* [Data supplied]:

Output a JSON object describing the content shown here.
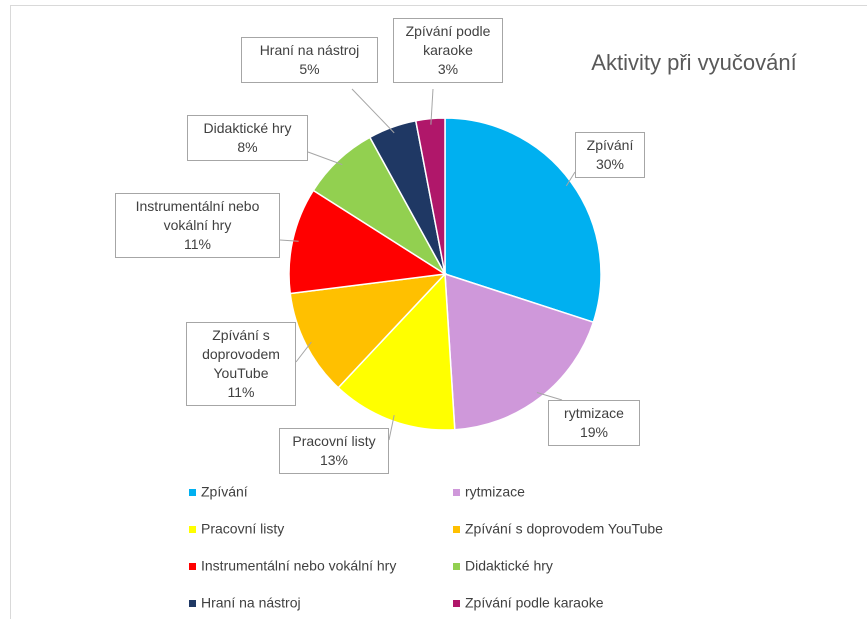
{
  "chart_data": {
    "type": "pie",
    "title": "Aktivity při vyučování",
    "categories": [
      "Zpívání",
      "rytmizace",
      "Pracovní listy",
      "Zpívání s doprovodem YouTube",
      "Instrumentální nebo vokální hry",
      "Didaktické hry",
      "Hraní na nástroj",
      "Zpívání podle karaoke"
    ],
    "values": [
      30,
      19,
      13,
      11,
      11,
      8,
      5,
      3
    ],
    "value_labels": [
      "30%",
      "19%",
      "13%",
      "11%",
      "11%",
      "8%",
      "5%",
      "3%"
    ],
    "colors": [
      "#00b0f0",
      "#cf98da",
      "#ffff00",
      "#ffc000",
      "#ff0000",
      "#92d050",
      "#1f3864",
      "#b0176a"
    ],
    "legend": "bottom"
  }
}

* [Given instruction]:
State how many lines of the listing above hold the word "Zpívání", with nothing but the number.

* [Exercise response]:
3